■ EXERCISE REQUIREMENTS
Find the lines holding the string "year" in the data, then copy all of them.

[Data records]

⟨

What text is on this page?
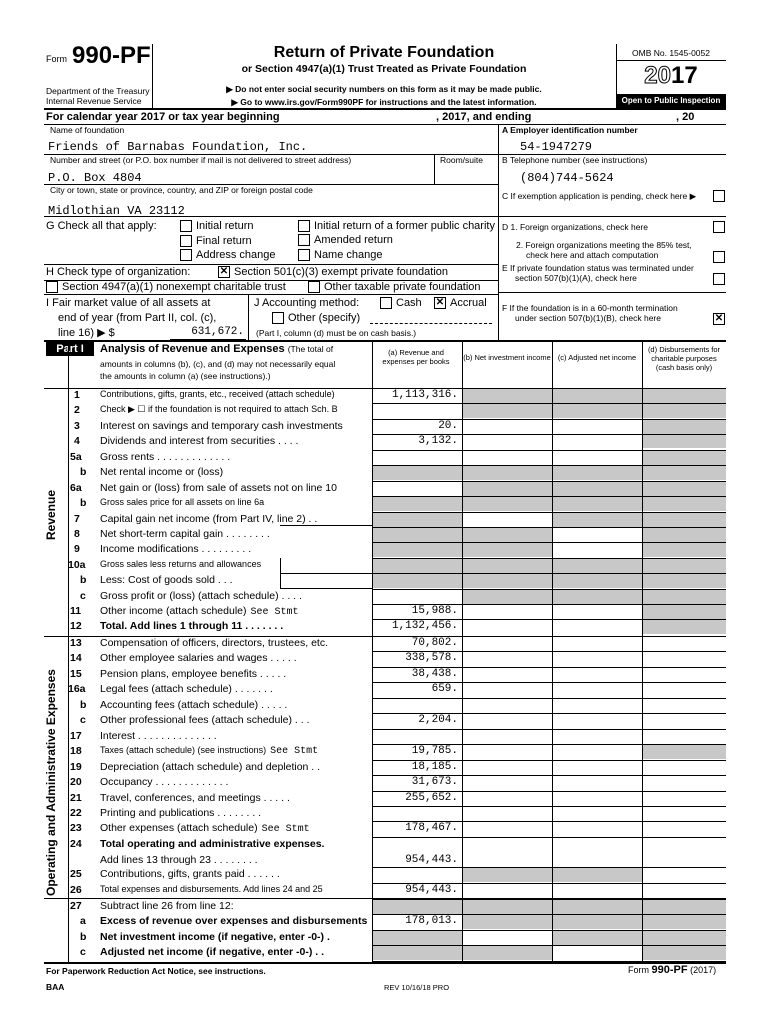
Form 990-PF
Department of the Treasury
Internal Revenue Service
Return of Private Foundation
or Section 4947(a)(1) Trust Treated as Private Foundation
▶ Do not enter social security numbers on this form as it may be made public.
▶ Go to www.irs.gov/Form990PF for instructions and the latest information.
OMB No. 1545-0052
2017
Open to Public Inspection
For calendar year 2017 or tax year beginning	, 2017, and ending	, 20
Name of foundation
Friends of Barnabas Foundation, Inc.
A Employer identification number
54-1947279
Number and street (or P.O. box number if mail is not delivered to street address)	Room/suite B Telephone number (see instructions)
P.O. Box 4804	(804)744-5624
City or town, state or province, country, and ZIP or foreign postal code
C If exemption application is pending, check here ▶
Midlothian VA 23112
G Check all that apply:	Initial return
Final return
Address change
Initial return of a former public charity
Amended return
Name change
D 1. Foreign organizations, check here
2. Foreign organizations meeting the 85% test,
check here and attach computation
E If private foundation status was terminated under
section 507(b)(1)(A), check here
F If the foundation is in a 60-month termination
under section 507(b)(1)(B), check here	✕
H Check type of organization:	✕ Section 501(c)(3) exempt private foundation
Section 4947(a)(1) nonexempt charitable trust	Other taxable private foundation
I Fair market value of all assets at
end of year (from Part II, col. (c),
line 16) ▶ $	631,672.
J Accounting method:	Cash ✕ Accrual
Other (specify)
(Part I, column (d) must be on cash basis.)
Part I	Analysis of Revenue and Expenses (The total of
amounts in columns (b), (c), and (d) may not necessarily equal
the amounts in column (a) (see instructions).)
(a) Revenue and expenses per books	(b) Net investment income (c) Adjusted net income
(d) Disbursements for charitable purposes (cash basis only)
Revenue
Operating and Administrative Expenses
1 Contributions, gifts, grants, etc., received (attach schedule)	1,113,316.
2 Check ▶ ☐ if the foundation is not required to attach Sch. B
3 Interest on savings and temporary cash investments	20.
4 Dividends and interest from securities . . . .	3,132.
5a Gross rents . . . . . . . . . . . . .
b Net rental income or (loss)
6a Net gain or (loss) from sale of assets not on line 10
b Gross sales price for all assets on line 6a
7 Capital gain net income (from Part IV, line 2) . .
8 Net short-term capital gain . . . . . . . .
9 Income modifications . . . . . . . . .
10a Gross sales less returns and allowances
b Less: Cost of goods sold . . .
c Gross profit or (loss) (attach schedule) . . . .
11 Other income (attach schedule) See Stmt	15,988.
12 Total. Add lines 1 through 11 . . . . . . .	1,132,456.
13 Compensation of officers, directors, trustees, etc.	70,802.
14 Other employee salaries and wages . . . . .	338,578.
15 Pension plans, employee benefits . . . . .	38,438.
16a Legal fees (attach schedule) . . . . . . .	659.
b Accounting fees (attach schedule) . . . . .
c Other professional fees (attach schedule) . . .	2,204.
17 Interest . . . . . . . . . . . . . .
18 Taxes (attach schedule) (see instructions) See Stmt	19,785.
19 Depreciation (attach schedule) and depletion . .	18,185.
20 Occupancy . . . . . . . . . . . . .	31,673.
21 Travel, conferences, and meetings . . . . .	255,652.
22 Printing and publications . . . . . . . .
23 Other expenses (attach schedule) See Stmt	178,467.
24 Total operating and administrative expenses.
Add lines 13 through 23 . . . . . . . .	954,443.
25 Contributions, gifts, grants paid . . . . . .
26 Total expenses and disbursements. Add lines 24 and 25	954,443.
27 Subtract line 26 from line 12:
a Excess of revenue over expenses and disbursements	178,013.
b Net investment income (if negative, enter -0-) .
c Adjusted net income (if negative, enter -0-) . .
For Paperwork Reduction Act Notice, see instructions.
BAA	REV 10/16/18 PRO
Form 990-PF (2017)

⟩
⟨

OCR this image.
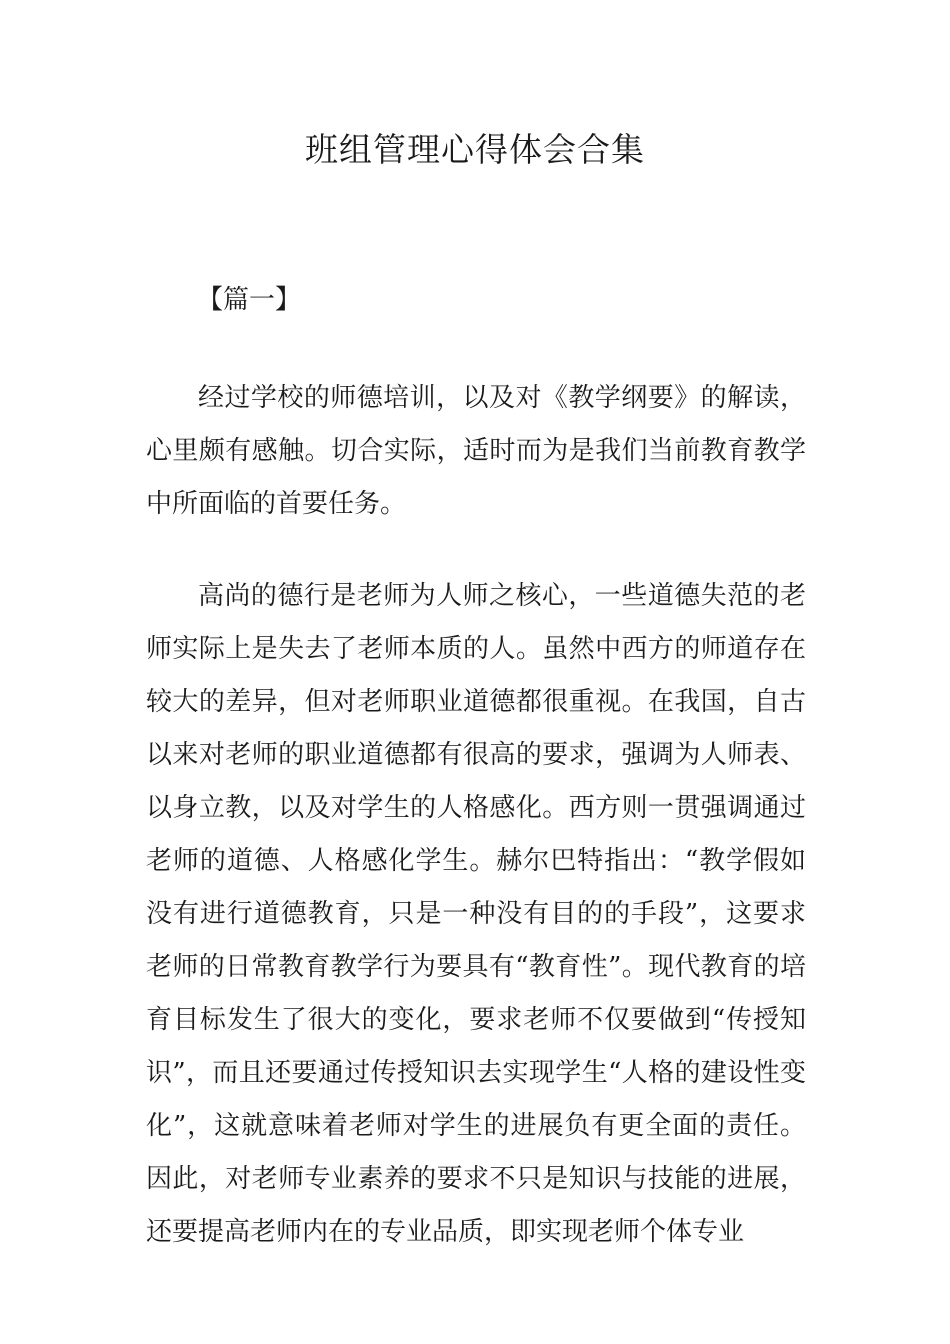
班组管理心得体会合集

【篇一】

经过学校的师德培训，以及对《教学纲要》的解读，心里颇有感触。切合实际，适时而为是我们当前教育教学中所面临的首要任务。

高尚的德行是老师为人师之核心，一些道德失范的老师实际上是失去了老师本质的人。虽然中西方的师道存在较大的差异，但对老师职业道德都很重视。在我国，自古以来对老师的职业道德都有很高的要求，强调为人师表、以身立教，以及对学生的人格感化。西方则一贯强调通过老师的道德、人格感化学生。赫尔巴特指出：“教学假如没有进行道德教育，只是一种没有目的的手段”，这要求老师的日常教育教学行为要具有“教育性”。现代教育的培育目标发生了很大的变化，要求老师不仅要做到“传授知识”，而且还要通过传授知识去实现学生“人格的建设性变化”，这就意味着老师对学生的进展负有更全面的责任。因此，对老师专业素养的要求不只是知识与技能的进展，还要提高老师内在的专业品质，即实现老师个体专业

⟩
⟨

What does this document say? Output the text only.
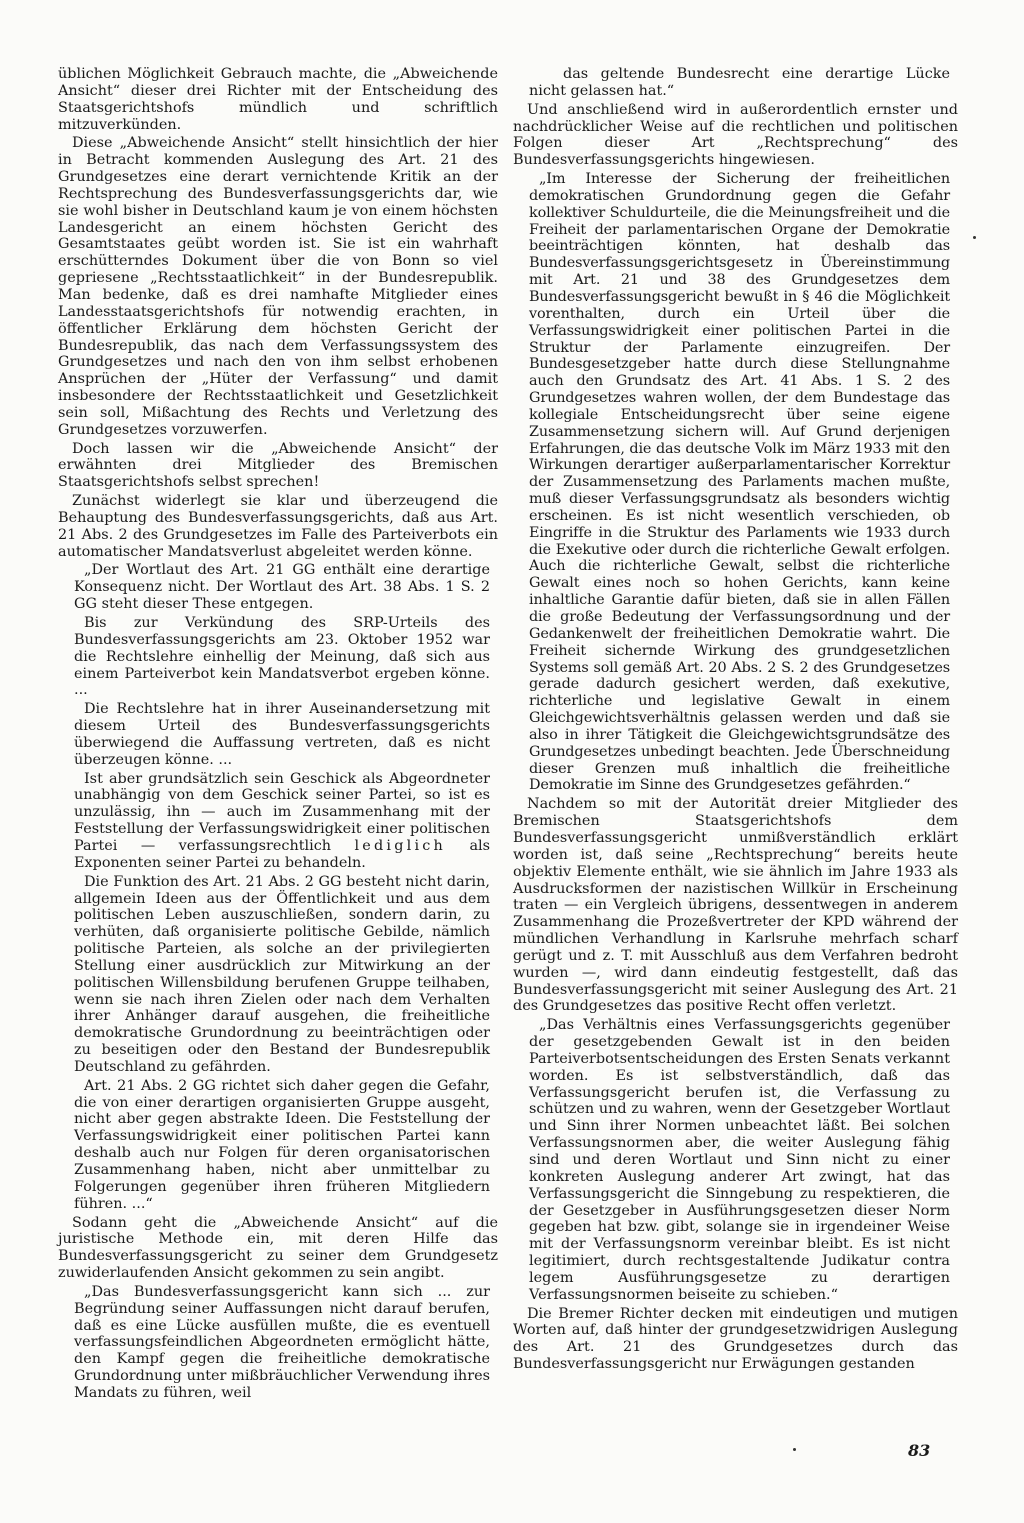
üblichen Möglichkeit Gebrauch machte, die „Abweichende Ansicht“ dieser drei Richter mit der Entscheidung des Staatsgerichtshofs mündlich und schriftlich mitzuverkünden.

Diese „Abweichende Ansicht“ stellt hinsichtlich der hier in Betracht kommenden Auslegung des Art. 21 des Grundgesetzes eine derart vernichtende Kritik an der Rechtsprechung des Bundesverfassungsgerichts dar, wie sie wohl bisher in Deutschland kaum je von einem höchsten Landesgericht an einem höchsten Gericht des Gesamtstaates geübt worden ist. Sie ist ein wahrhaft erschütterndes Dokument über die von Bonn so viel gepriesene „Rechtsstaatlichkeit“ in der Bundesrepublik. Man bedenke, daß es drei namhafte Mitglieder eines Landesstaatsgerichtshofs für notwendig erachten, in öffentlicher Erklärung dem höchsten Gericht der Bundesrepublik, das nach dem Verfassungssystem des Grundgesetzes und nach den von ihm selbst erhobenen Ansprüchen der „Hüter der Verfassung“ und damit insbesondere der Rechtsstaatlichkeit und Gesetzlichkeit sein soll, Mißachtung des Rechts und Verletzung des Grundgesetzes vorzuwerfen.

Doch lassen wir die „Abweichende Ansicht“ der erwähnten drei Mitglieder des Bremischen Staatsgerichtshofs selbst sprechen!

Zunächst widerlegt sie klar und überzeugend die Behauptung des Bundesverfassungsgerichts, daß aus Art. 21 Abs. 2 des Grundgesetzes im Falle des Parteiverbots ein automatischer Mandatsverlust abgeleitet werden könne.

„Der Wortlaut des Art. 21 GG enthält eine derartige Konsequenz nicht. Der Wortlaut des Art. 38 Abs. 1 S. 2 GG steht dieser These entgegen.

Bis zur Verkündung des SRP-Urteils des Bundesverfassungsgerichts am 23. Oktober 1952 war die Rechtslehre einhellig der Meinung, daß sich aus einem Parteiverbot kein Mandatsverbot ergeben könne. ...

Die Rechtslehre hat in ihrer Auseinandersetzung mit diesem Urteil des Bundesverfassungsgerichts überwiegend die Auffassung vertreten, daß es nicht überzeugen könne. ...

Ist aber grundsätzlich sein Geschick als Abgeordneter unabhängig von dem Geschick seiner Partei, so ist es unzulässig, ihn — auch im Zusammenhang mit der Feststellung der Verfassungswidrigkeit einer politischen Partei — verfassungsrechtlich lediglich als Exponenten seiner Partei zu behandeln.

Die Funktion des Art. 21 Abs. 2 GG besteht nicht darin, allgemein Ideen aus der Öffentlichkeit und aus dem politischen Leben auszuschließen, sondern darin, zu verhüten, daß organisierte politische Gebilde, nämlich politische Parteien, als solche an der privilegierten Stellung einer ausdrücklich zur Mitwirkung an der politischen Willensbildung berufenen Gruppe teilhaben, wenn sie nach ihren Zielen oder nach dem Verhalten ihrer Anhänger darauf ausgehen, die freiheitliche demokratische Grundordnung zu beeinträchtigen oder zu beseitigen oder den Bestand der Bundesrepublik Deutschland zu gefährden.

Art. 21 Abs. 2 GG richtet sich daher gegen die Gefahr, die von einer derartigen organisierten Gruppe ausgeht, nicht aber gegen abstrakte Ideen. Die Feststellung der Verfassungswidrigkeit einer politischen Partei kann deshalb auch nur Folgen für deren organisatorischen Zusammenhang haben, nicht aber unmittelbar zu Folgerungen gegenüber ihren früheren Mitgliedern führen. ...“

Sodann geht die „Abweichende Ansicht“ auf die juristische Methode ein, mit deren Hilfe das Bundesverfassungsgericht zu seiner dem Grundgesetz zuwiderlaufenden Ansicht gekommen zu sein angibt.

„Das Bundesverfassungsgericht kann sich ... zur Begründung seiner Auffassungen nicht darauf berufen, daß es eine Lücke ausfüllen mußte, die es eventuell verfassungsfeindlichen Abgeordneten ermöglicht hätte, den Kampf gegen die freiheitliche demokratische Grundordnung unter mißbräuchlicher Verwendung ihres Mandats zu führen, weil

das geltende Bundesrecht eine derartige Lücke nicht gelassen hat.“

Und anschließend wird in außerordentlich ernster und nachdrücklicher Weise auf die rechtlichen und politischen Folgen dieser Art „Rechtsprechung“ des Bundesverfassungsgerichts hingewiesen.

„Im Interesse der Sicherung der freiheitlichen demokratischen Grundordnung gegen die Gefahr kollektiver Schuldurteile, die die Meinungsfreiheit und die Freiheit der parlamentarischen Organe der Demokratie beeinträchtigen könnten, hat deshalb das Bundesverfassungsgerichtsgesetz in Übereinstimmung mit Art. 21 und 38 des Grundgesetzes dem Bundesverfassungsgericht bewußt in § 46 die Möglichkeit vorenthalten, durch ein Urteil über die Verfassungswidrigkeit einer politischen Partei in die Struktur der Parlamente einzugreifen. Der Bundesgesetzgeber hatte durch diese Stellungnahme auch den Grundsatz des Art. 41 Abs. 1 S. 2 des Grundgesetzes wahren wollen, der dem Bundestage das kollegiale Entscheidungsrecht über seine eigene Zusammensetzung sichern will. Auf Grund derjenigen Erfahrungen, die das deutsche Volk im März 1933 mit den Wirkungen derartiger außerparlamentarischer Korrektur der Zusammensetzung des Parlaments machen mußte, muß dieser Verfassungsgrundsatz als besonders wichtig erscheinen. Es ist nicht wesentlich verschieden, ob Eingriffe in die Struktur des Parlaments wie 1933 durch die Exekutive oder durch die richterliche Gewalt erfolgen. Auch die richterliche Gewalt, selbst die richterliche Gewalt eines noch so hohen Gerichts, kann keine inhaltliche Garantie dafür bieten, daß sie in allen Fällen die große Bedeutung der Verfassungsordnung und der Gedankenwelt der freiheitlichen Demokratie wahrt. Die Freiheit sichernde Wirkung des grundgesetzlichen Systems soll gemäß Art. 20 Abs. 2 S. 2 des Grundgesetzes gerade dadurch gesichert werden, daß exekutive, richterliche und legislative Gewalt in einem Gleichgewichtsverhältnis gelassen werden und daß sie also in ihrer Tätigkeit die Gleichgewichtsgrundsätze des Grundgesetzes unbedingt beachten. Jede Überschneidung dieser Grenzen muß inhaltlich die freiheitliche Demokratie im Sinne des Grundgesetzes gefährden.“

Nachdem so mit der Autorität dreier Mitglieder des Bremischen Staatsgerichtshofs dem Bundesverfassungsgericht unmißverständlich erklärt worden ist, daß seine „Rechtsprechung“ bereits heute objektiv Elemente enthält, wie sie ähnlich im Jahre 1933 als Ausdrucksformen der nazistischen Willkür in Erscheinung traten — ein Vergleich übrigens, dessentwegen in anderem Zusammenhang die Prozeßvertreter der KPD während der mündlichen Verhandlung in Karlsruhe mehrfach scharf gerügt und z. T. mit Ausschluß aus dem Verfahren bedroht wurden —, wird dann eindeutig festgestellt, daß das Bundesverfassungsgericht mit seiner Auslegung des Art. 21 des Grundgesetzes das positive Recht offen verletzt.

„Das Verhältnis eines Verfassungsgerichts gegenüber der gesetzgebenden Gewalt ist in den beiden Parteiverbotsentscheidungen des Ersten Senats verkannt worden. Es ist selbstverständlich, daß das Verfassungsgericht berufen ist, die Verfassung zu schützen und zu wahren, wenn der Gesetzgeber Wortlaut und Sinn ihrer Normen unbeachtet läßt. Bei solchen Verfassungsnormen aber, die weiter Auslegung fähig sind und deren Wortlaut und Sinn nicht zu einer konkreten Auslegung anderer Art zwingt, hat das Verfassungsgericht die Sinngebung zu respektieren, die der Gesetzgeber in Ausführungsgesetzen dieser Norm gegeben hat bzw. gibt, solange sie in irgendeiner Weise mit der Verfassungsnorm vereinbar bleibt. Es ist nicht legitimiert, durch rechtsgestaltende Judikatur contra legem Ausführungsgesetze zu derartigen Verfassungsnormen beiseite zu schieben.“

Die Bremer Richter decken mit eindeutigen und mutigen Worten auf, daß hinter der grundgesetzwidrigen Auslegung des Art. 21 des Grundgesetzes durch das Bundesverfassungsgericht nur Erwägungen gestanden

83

⟩

■ WRITTEN REPLY
For calendar year 2017 or tax year beginning	, 2017, and ending	, 20
end of year (from Part II, col. (c),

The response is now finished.